Pull out every line below that holds the word "Count".

■ Raw records:
#####

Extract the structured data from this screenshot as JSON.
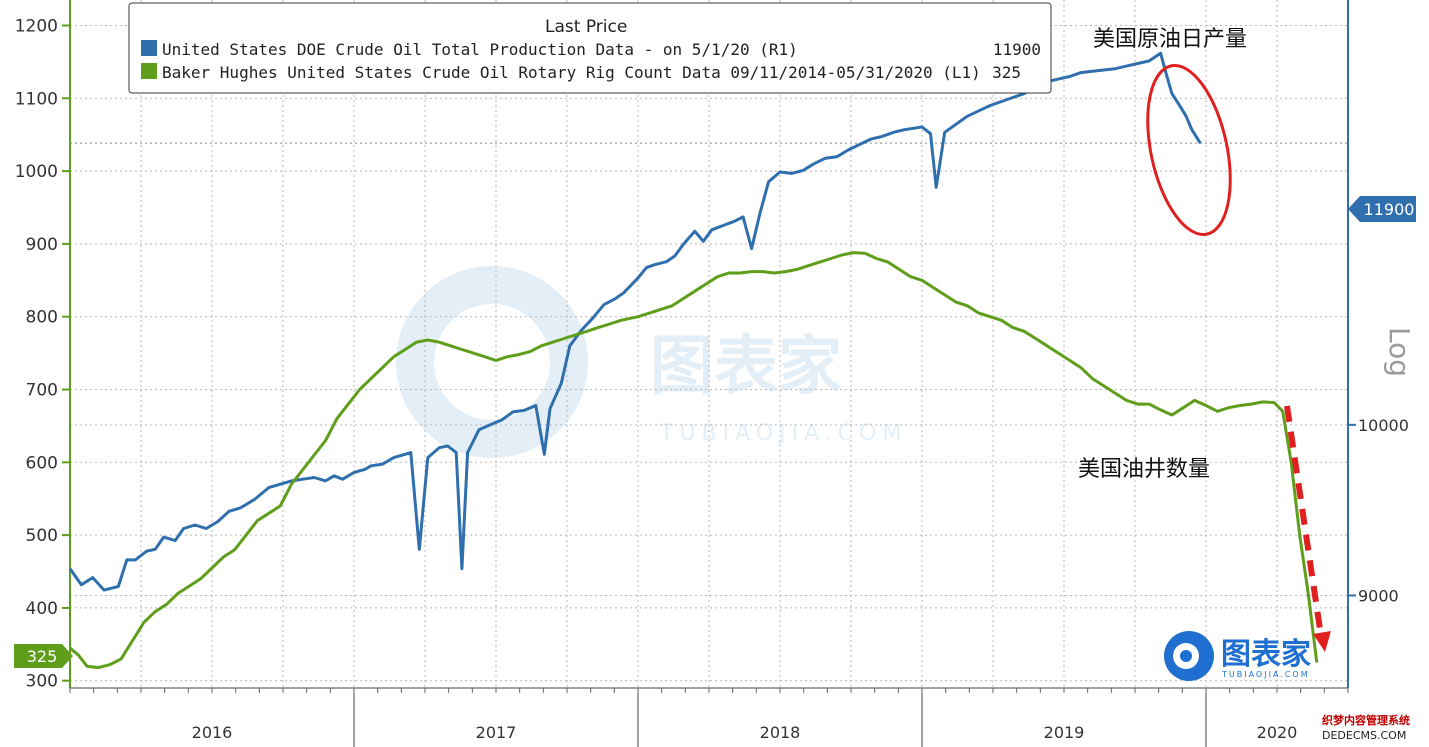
{
  "chart_data": {
    "type": "line",
    "title": "",
    "legend": {
      "title": "Last Price",
      "placement": "top-left",
      "entries": [
        {
          "color": "#2f6fad",
          "text": "United States DOE Crude Oil Total Production Data -  on 5/1/20  (R1)",
          "value": "11900"
        },
        {
          "color": "#5e9e1a",
          "text": "Baker Hughes United States Crude Oil Rotary Rig Count Data 09/11/2014-05/31/2020  (L1)",
          "value": "325"
        }
      ]
    },
    "x_axis": {
      "labels": [
        "2016",
        "2017",
        "2018",
        "2019",
        "2020"
      ],
      "range": [
        2016.0,
        2020.5
      ]
    },
    "y_left": {
      "ticks": [
        "300",
        "400",
        "500",
        "600",
        "700",
        "800",
        "900",
        "1000",
        "1100",
        "1200"
      ],
      "range": [
        290,
        1235
      ]
    },
    "y_right": {
      "label": "Log",
      "ticks": [
        "9000",
        "10000"
      ],
      "range": [
        8500,
        13000
      ],
      "scale": "log"
    },
    "grid": true,
    "series": [
      {
        "name": "United States DOE Crude Oil Total Production Data",
        "axis": "right",
        "color": "#2f6fad",
        "last_value_label": "11900",
        "points": [
          [
            2016.0,
            9150
          ],
          [
            2016.04,
            9060
          ],
          [
            2016.08,
            9100
          ],
          [
            2016.12,
            9030
          ],
          [
            2016.17,
            9050
          ],
          [
            2016.2,
            9200
          ],
          [
            2016.23,
            9200
          ],
          [
            2016.27,
            9250
          ],
          [
            2016.3,
            9260
          ],
          [
            2016.33,
            9330
          ],
          [
            2016.37,
            9310
          ],
          [
            2016.4,
            9380
          ],
          [
            2016.44,
            9400
          ],
          [
            2016.48,
            9380
          ],
          [
            2016.52,
            9420
          ],
          [
            2016.56,
            9480
          ],
          [
            2016.6,
            9500
          ],
          [
            2016.65,
            9550
          ],
          [
            2016.7,
            9620
          ],
          [
            2016.74,
            9640
          ],
          [
            2016.78,
            9660
          ],
          [
            2016.82,
            9670
          ],
          [
            2016.86,
            9680
          ],
          [
            2016.9,
            9660
          ],
          [
            2016.93,
            9690
          ],
          [
            2016.96,
            9670
          ],
          [
            2017.0,
            9710
          ],
          [
            2017.04,
            9730
          ],
          [
            2017.06,
            9750
          ],
          [
            2017.1,
            9760
          ],
          [
            2017.14,
            9800
          ],
          [
            2017.18,
            9820
          ],
          [
            2017.2,
            9830
          ],
          [
            2017.23,
            9260
          ],
          [
            2017.26,
            9800
          ],
          [
            2017.3,
            9860
          ],
          [
            2017.33,
            9870
          ],
          [
            2017.36,
            9830
          ],
          [
            2017.38,
            9150
          ],
          [
            2017.4,
            9830
          ],
          [
            2017.44,
            9970
          ],
          [
            2017.48,
            10000
          ],
          [
            2017.52,
            10030
          ],
          [
            2017.56,
            10080
          ],
          [
            2017.6,
            10090
          ],
          [
            2017.64,
            10120
          ],
          [
            2017.67,
            9820
          ],
          [
            2017.69,
            10100
          ],
          [
            2017.73,
            10260
          ],
          [
            2017.76,
            10500
          ],
          [
            2017.8,
            10600
          ],
          [
            2017.84,
            10680
          ],
          [
            2017.88,
            10770
          ],
          [
            2017.92,
            10810
          ],
          [
            2017.95,
            10850
          ],
          [
            2018.0,
            10950
          ],
          [
            2018.03,
            11020
          ],
          [
            2018.06,
            11040
          ],
          [
            2018.1,
            11060
          ],
          [
            2018.13,
            11100
          ],
          [
            2018.16,
            11180
          ],
          [
            2018.2,
            11270
          ],
          [
            2018.23,
            11200
          ],
          [
            2018.26,
            11280
          ],
          [
            2018.3,
            11310
          ],
          [
            2018.34,
            11340
          ],
          [
            2018.37,
            11370
          ],
          [
            2018.4,
            11150
          ],
          [
            2018.43,
            11400
          ],
          [
            2018.46,
            11620
          ],
          [
            2018.5,
            11690
          ],
          [
            2018.54,
            11680
          ],
          [
            2018.58,
            11700
          ],
          [
            2018.62,
            11750
          ],
          [
            2018.66,
            11790
          ],
          [
            2018.7,
            11800
          ],
          [
            2018.74,
            11850
          ],
          [
            2018.78,
            11890
          ],
          [
            2018.82,
            11930
          ],
          [
            2018.86,
            11950
          ],
          [
            2018.9,
            11980
          ],
          [
            2018.94,
            12000
          ],
          [
            2018.97,
            12010
          ],
          [
            2019.0,
            12020
          ],
          [
            2019.03,
            11970
          ],
          [
            2019.05,
            11580
          ],
          [
            2019.08,
            11980
          ],
          [
            2019.12,
            12040
          ],
          [
            2019.16,
            12100
          ],
          [
            2019.2,
            12140
          ],
          [
            2019.24,
            12180
          ],
          [
            2019.28,
            12210
          ],
          [
            2019.32,
            12240
          ],
          [
            2019.36,
            12270
          ],
          [
            2019.4,
            12320
          ],
          [
            2019.44,
            12360
          ],
          [
            2019.48,
            12380
          ],
          [
            2019.52,
            12400
          ],
          [
            2019.56,
            12430
          ],
          [
            2019.6,
            12440
          ],
          [
            2019.64,
            12450
          ],
          [
            2019.68,
            12460
          ],
          [
            2019.72,
            12480
          ],
          [
            2019.76,
            12500
          ],
          [
            2019.8,
            12520
          ],
          [
            2019.84,
            12580
          ],
          [
            2019.86,
            12420
          ],
          [
            2019.88,
            12270
          ],
          [
            2019.91,
            12170
          ],
          [
            2019.93,
            12100
          ],
          [
            2019.95,
            12000
          ],
          [
            2019.98,
            11900
          ]
        ]
      },
      {
        "name": "Baker Hughes United States Crude Oil Rotary Rig Count Data",
        "axis": "left",
        "color": "#5e9e1a",
        "last_value_label": "325",
        "points": [
          [
            2016.0,
            345
          ],
          [
            2016.03,
            335
          ],
          [
            2016.06,
            320
          ],
          [
            2016.1,
            318
          ],
          [
            2016.14,
            322
          ],
          [
            2016.18,
            330
          ],
          [
            2016.22,
            355
          ],
          [
            2016.26,
            380
          ],
          [
            2016.3,
            395
          ],
          [
            2016.34,
            405
          ],
          [
            2016.38,
            420
          ],
          [
            2016.42,
            430
          ],
          [
            2016.46,
            440
          ],
          [
            2016.5,
            455
          ],
          [
            2016.54,
            470
          ],
          [
            2016.58,
            480
          ],
          [
            2016.62,
            500
          ],
          [
            2016.66,
            520
          ],
          [
            2016.7,
            530
          ],
          [
            2016.74,
            540
          ],
          [
            2016.78,
            570
          ],
          [
            2016.82,
            590
          ],
          [
            2016.86,
            610
          ],
          [
            2016.9,
            630
          ],
          [
            2016.94,
            660
          ],
          [
            2016.98,
            680
          ],
          [
            2017.02,
            700
          ],
          [
            2017.06,
            715
          ],
          [
            2017.1,
            730
          ],
          [
            2017.14,
            745
          ],
          [
            2017.18,
            755
          ],
          [
            2017.22,
            765
          ],
          [
            2017.26,
            768
          ],
          [
            2017.3,
            765
          ],
          [
            2017.34,
            760
          ],
          [
            2017.38,
            755
          ],
          [
            2017.42,
            750
          ],
          [
            2017.46,
            745
          ],
          [
            2017.5,
            740
          ],
          [
            2017.54,
            745
          ],
          [
            2017.58,
            748
          ],
          [
            2017.62,
            752
          ],
          [
            2017.66,
            760
          ],
          [
            2017.7,
            765
          ],
          [
            2017.74,
            770
          ],
          [
            2017.78,
            775
          ],
          [
            2017.82,
            780
          ],
          [
            2017.86,
            785
          ],
          [
            2017.9,
            790
          ],
          [
            2017.94,
            795
          ],
          [
            2018.0,
            800
          ],
          [
            2018.04,
            805
          ],
          [
            2018.08,
            810
          ],
          [
            2018.12,
            815
          ],
          [
            2018.16,
            825
          ],
          [
            2018.2,
            835
          ],
          [
            2018.24,
            845
          ],
          [
            2018.28,
            855
          ],
          [
            2018.32,
            860
          ],
          [
            2018.36,
            860
          ],
          [
            2018.4,
            862
          ],
          [
            2018.44,
            862
          ],
          [
            2018.48,
            860
          ],
          [
            2018.52,
            862
          ],
          [
            2018.56,
            865
          ],
          [
            2018.6,
            870
          ],
          [
            2018.64,
            875
          ],
          [
            2018.68,
            880
          ],
          [
            2018.72,
            885
          ],
          [
            2018.76,
            888
          ],
          [
            2018.8,
            887
          ],
          [
            2018.84,
            880
          ],
          [
            2018.88,
            875
          ],
          [
            2018.92,
            865
          ],
          [
            2018.96,
            855
          ],
          [
            2019.0,
            850
          ],
          [
            2019.04,
            840
          ],
          [
            2019.08,
            830
          ],
          [
            2019.12,
            820
          ],
          [
            2019.16,
            815
          ],
          [
            2019.2,
            805
          ],
          [
            2019.24,
            800
          ],
          [
            2019.28,
            795
          ],
          [
            2019.32,
            785
          ],
          [
            2019.36,
            780
          ],
          [
            2019.4,
            770
          ],
          [
            2019.44,
            760
          ],
          [
            2019.48,
            750
          ],
          [
            2019.52,
            740
          ],
          [
            2019.56,
            730
          ],
          [
            2019.6,
            715
          ],
          [
            2019.64,
            705
          ],
          [
            2019.68,
            695
          ],
          [
            2019.72,
            685
          ],
          [
            2019.76,
            680
          ],
          [
            2019.8,
            680
          ],
          [
            2019.84,
            672
          ],
          [
            2019.88,
            665
          ],
          [
            2019.92,
            675
          ],
          [
            2019.96,
            685
          ],
          [
            2020.0,
            678
          ],
          [
            2020.04,
            670
          ],
          [
            2020.08,
            675
          ],
          [
            2020.12,
            678
          ],
          [
            2020.16,
            680
          ],
          [
            2020.2,
            683
          ],
          [
            2020.24,
            682
          ],
          [
            2020.27,
            670
          ],
          [
            2020.3,
            600
          ],
          [
            2020.33,
            500
          ],
          [
            2020.36,
            420
          ],
          [
            2020.39,
            325
          ]
        ]
      }
    ],
    "annotations": [
      {
        "text": "美国原油日产量",
        "target": "United States DOE Crude Oil Total Production Data"
      },
      {
        "text": "美国油井数量",
        "target": "Baker Hughes United States Crude Oil Rotary Rig Count Data"
      }
    ]
  },
  "watermark": {
    "brand": "图表家",
    "url": "TUBIAOJIA.COM"
  },
  "logo": {
    "brand": "图表家",
    "url": "TUBIAOJIA.COM"
  },
  "corner": {
    "line1": "织梦内容管理系统",
    "line2": "DEDECMS.COM"
  }
}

#####

■ RESULT FOR THIS TASK:
          "text": "Baker Hughes United States Crude Oil Rotary Rig Count Data 09/11/2014-05/31/2020  (L1)",
        "name": "Baker Hughes United States Crude Oil Rotary Rig Count Data",
        "target": "Baker Hughes United States Crude Oil Rotary Rig Count Data"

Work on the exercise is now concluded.